▶ **EXERCISE INSTRUCTIONS**
Would you restate all the data that follows, word for word?

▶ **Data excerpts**

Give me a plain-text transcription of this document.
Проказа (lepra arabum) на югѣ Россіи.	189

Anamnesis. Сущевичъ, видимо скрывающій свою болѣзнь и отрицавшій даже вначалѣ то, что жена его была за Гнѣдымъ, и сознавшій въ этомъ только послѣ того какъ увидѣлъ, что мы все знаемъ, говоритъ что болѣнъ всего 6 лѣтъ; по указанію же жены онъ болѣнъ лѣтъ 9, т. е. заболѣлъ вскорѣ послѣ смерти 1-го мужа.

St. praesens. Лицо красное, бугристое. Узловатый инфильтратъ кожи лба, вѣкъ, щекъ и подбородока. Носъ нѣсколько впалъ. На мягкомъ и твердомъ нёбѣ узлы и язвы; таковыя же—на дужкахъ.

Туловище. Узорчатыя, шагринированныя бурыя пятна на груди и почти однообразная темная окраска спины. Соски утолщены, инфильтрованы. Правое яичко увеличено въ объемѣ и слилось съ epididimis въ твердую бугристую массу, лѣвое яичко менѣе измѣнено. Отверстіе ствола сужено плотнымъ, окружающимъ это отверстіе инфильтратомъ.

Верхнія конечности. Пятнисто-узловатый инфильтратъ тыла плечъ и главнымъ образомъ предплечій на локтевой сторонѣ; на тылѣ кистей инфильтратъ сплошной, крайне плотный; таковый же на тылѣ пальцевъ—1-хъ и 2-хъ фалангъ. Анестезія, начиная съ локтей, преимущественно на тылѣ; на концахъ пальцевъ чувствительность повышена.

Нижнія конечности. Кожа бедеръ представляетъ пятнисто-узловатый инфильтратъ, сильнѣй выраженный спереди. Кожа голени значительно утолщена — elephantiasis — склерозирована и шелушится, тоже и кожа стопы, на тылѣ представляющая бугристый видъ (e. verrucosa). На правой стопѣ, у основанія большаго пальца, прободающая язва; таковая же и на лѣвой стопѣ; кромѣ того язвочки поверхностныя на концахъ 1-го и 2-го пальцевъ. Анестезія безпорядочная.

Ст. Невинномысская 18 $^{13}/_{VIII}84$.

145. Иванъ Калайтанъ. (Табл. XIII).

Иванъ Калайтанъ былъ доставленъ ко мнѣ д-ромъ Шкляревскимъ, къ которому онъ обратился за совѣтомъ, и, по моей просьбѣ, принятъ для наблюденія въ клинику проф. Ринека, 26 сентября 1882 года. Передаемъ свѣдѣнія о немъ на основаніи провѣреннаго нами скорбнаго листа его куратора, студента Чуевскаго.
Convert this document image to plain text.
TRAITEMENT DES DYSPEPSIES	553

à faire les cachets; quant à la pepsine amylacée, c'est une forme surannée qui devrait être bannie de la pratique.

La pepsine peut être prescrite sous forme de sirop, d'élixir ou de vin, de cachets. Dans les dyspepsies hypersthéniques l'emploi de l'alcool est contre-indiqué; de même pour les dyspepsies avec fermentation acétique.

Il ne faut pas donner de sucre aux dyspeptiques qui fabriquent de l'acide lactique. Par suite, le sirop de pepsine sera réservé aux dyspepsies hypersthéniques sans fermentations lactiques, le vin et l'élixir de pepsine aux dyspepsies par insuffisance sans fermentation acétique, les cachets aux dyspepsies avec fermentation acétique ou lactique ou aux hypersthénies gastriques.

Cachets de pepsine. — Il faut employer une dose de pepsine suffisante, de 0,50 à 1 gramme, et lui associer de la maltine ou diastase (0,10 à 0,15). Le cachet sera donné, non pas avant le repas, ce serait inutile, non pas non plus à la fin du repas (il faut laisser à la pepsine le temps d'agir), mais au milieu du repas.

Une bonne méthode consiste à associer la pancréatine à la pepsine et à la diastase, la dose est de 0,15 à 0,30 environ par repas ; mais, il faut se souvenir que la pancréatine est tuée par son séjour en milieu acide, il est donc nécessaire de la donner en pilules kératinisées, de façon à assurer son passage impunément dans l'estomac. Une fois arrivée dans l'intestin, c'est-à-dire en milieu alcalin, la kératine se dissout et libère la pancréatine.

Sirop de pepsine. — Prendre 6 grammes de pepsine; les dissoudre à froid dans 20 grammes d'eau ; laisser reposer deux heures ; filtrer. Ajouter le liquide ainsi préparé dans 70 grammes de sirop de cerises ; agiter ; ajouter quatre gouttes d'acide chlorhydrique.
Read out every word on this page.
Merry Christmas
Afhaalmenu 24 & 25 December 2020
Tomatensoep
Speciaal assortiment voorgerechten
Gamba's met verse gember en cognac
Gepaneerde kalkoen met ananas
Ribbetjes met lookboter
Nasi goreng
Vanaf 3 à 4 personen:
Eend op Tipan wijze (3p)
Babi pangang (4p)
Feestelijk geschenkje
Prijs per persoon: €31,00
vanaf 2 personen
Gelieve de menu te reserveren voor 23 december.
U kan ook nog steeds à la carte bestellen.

▶ **WRITTEN SOLUTION**
Give me a plain-text transcription of this document.
Проказа (lepra arabum) на югѣ Россіи.	189

Anamnesis. Сущевичъ, видимо скрывающій свою болѣзнь и отрицавшій даже вначалѣ то, что жена его была за Гнѣдымъ, и сознавшій въ этомъ только послѣ того какъ увидѣлъ, что мы все знаемъ, говоритъ что болѣнъ всего 6 лѣтъ; по указанію же жены онъ болѣнъ лѣтъ 9, т. е. заболѣлъ вскорѣ послѣ смерти 1-го мужа.

St. praesens. Лицо красное, бугристое. Узловатый инфильтратъ кожи лба, вѣкъ, щекъ и подбородока. Носъ нѣсколько впалъ. На мягкомъ и твердомъ нёбѣ узлы и язвы; таковыя же—на дужкахъ.

Туловище. Узорчатыя, шагринированныя бурыя пятна на груди и почти однообразная темная окраска спины. Соски утолщены, инфильтрованы. Правое яичко увеличено въ объемѣ и слилось съ epididimis въ твердую бугристую массу, лѣвое яичко менѣе измѣнено. Отверстіе ствола сужено плотнымъ, окружающимъ это отверстіе инфильтратомъ.

Верхнія конечности. Пятнисто-узловатый инфильтратъ тыла плечъ и главнымъ образомъ предплечій на локтевой сторонѣ; на тылѣ кистей инфильтратъ сплошной, крайне плотный; таковый же на тылѣ пальцевъ—1-хъ и 2-хъ фалангъ. Анестезія, начиная съ локтей, преимущественно на тылѣ; на концахъ пальцевъ чувствительность повышена.

Нижнія конечности. Кожа бедеръ представляетъ пятнисто-узловатый инфильтратъ, сильнѣй выраженный спереди. Кожа голени значительно утолщена — elephantiasis — склерозирована и шелушится, тоже и кожа стопы, на тылѣ представляющая бугристый видъ (e. verrucosa). На правой стопѣ, у основанія большаго пальца, прободающая язва; таковая же и на лѣвой стопѣ; кромѣ того язвочки поверхностныя на концахъ 1-го и 2-го пальцевъ. Анестезія безпорядочная.

Ст. Невинномысская 18 $^{13}/_{VIII}84$.

145. Иванъ Калайтанъ. (Табл. XIII).

Иванъ Калайтанъ былъ доставленъ ко мнѣ д-ромъ Шкляревскимъ, къ которому онъ обратился за совѣтомъ, и, по моей просьбѣ, принятъ для наблюденія въ клинику проф. Ринека, 26 сентября 1882 года. Передаемъ свѣдѣнія о немъ на основаніи провѣреннаго нами скорбнаго листа его куратора, студента Чуевскаго.
Convert this document image to plain text.
TRAITEMENT DES DYSPEPSIES	553

à faire les cachets; quant à la pepsine amylacée, c'est une forme surannée qui devrait être bannie de la pratique.

La pepsine peut être prescrite sous forme de sirop, d'élixir ou de vin, de cachets. Dans les dyspepsies hypersthéniques l'emploi de l'alcool est contre-indiqué; de même pour les dyspepsies avec fermentation acétique.

Il ne faut pas donner de sucre aux dyspeptiques qui fabriquent de l'acide lactique. Par suite, le sirop de pepsine sera réservé aux dyspepsies hypersthéniques sans fermentations lactiques, le vin et l'élixir de pepsine aux dyspepsies par insuffisance sans fermentation acétique, les cachets aux dyspepsies avec fermentation acétique ou lactique ou aux hypersthénies gastriques.

Cachets de pepsine. — Il faut employer une dose de pepsine suffisante, de 0,50 à 1 gramme, et lui associer de la maltine ou diastase (0,10 à 0,15). Le cachet sera donné, non pas avant le repas, ce serait inutile, non pas non plus à la fin du repas (il faut laisser à la pepsine le temps d'agir), mais au milieu du repas.

Une bonne méthode consiste à associer la pancréatine à la pepsine et à la diastase, la dose est de 0,15 à 0,30 environ par repas ; mais, il faut se souvenir que la pancréatine est tuée par son séjour en milieu acide, il est donc nécessaire de la donner en pilules kératinisées, de façon à assurer son passage impunément dans l'estomac. Une fois arrivée dans l'intestin, c'est-à-dire en milieu alcalin, la kératine se dissout et libère la pancréatine.

Sirop de pepsine. — Prendre 6 grammes de pepsine; les dissoudre à froid dans 20 grammes d'eau ; laisser reposer deux heures ; filtrer. Ajouter le liquide ainsi préparé dans 70 grammes de sirop de cerises ; agiter ; ajouter quatre gouttes d'acide chlorhydrique.
Read out every word on this page.
Merry Christmas
Afhaalmenu 24 & 25 December 2020
Tomatensoep
Speciaal assortiment voorgerechten
Gamba's met verse gember en cognac
Gepaneerde kalkoen met ananas
Ribbetjes met lookboter
Nasi goreng
Vanaf 3 à 4 personen:
Eend op Tipan wijze (3p)
Babi pangang (4p)
Feestelijk geschenkje
Prijs per persoon: €31,00
vanaf 2 personen
Gelieve de menu te reserveren voor 23 december.
U kan ook nog steeds à la carte bestellen.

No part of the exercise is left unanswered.